(Stored items)
Begin

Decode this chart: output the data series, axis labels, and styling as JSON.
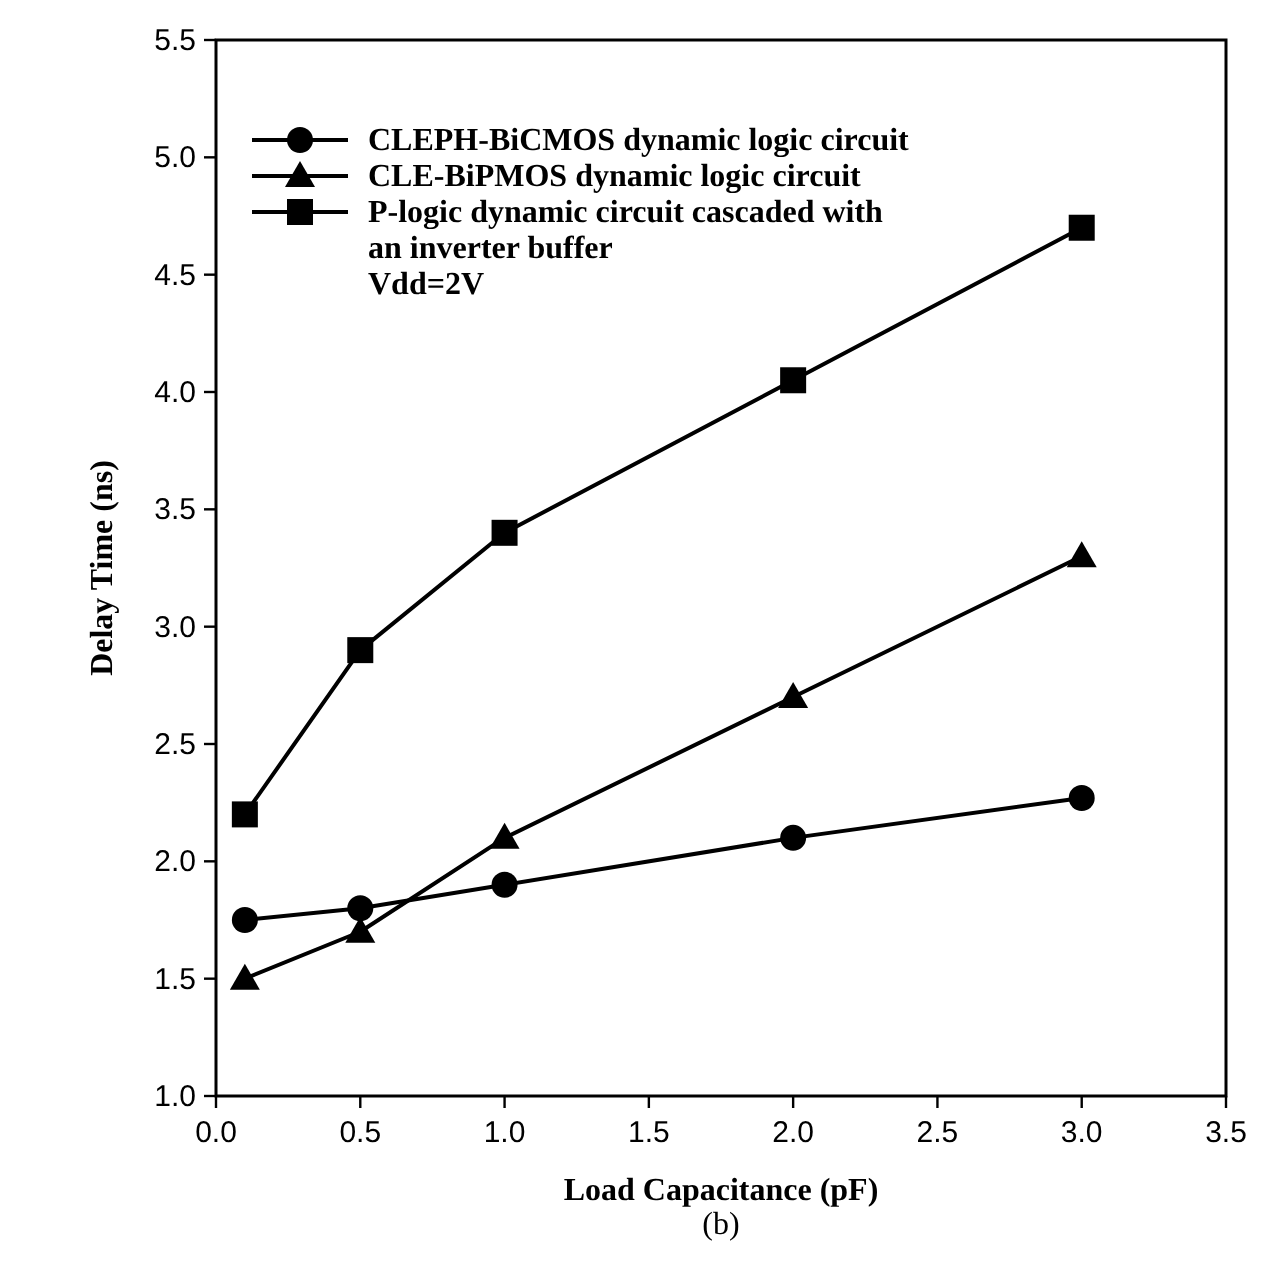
{
  "chart_data": {
    "type": "line",
    "xlabel": "Load Capacitance (pF)",
    "ylabel": "Delay Time (ns)",
    "x": [
      0.1,
      0.5,
      1.0,
      2.0,
      3.0
    ],
    "series": [
      {
        "name": "CLEPH-BiCMOS dynamic logic circuit",
        "color": "#000000",
        "marker": "circle",
        "values": [
          1.75,
          1.8,
          1.9,
          2.1,
          2.27
        ]
      },
      {
        "name": "CLE-BiPMOS dynamic logic circuit",
        "color": "#000000",
        "marker": "triangle",
        "values": [
          1.5,
          1.7,
          2.1,
          2.7,
          3.3
        ]
      },
      {
        "name": "P-logic dynamic circuit cascaded with an inverter buffer",
        "color": "#000000",
        "marker": "square",
        "values": [
          2.2,
          2.9,
          3.4,
          4.05,
          4.7
        ]
      }
    ],
    "xlim": [
      0,
      3.5
    ],
    "xticks": [
      {
        "value": 0,
        "label": "0.0"
      },
      0.5,
      {
        "value": 1,
        "label": "1.0"
      },
      1.5,
      {
        "value": 2,
        "label": "2.0"
      },
      2.5,
      {
        "value": 3,
        "label": "3.0"
      },
      3.5
    ],
    "ylim": [
      1,
      5.5
    ],
    "yticks": [
      {
        "value": 1,
        "label": "1.0"
      },
      1.5,
      {
        "value": 2,
        "label": "2.0"
      },
      2.5,
      {
        "value": 3,
        "label": "3.0"
      },
      3.5,
      {
        "value": 4,
        "label": "4.0"
      },
      4.5,
      {
        "value": 5,
        "label": "5.0"
      },
      5.5
    ],
    "grid": false,
    "legend": "top left",
    "line_style": "solid",
    "annotations": [
      "Vdd=2V",
      "(b)"
    ]
  }
}
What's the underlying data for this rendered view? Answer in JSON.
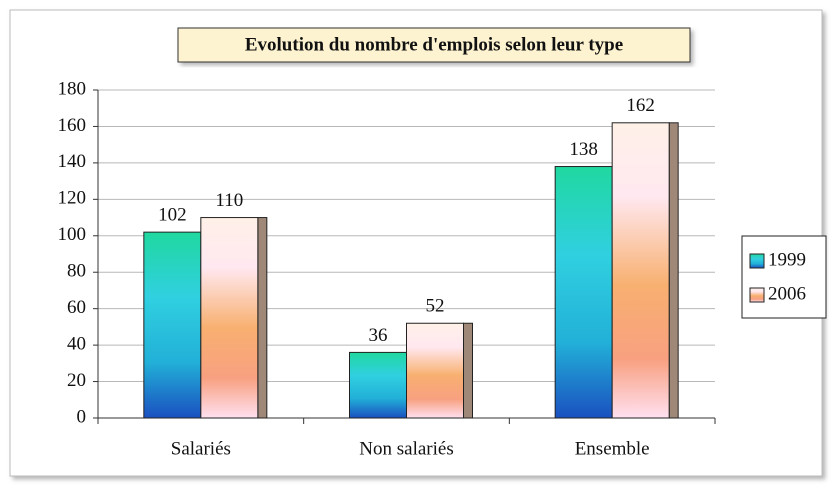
{
  "chart_data": {
    "type": "bar",
    "title": "Evolution du nombre d'emplois selon leur type",
    "categories": [
      "Salariés",
      "Non salariés",
      "Ensemble"
    ],
    "series": [
      {
        "name": "1999",
        "color": "#22b0d8",
        "values": [
          102,
          36,
          138
        ]
      },
      {
        "name": "2006",
        "color": "#f8b070",
        "values": [
          110,
          52,
          162
        ]
      }
    ],
    "ylim": [
      0,
      180
    ],
    "yticks": [
      0,
      20,
      40,
      60,
      80,
      100,
      120,
      140,
      160,
      180
    ],
    "grid": true,
    "legend": "right"
  }
}
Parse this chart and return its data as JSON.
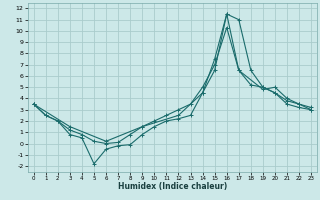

End

> _Short problem_
All of the lines above should be retyped precisely, apart from the pictures.

> _Output of the task_
Decode this chart: output the data series, axis labels, and styling as JSON.
{
  "chart_data": {
    "type": "line",
    "xlabel": "Load Capacitance (pF)",
    "ylabel": "Delay Time (ns)",
    "x": [
      0.1,
      0.5,
      1.0,
      2.0,
      3.0
    ],
    "series": [
      {
        "name": "CLEPH-BiCMOS dynamic logic circuit",
        "color": "#000000",
        "marker": "circle",
        "values": [
          1.75,
          1.8,
          1.9,
          2.1,
          2.27
        ]
      },
      {
        "name": "CLE-BiPMOS dynamic logic circuit",
        "color": "#000000",
        "marker": "triangle",
        "values": [
          1.5,
          1.7,
          2.1,
          2.7,
          3.3
        ]
      },
      {
        "name": "P-logic dynamic circuit cascaded with an inverter buffer",
        "color": "#000000",
        "marker": "square",
        "values": [
          2.2,
          2.9,
          3.4,
          4.05,
          4.7
        ]
      }
    ],
    "xlim": [
      0,
      3.5
    ],
    "xticks": [
      {
        "value": 0,
        "label": "0.0"
      },
      0.5,
      {
        "value": 1,
        "label": "1.0"
      },
      1.5,
      {
        "value": 2,
        "label": "2.0"
      },
      2.5,
      {
        "value": 3,
        "label": "3.0"
      },
      3.5
    ],
    "ylim": [
      1,
      5.5
    ],
    "yticks": [
      {
        "value": 1,
        "label": "1.0"
      },
      1.5,
      {
        "value": 2,
        "label": "2.0"
      },
      2.5,
      {
        "value": 3,
        "label": "3.0"
      },
      3.5,
      {
        "value": 4,
        "label": "4.0"
      },
      4.5,
      {
        "value": 5,
        "label": "5.0"
      },
      5.5
    ],
    "grid": false,
    "legend": "top left",
    "line_style": "solid",
    "annotations": [
      "Vdd=2V",
      "(b)"
    ]
  }
}
What's the underlying data for this rendered view? Answer in JSON.
{
  "chart_data": {
    "type": "bar",
    "title": "Evolution du nombre d'emplois selon leur type",
    "categories": [
      "Salariés",
      "Non salariés",
      "Ensemble"
    ],
    "series": [
      {
        "name": "1999",
        "color": "#22b0d8",
        "values": [
          102,
          36,
          138
        ]
      },
      {
        "name": "2006",
        "color": "#f8b070",
        "values": [
          110,
          52,
          162
        ]
      }
    ],
    "ylim": [
      0,
      180
    ],
    "yticks": [
      0,
      20,
      40,
      60,
      80,
      100,
      120,
      140,
      160,
      180
    ],
    "grid": true,
    "legend": "right"
  }
}
Parse this chart and return its data as JSON.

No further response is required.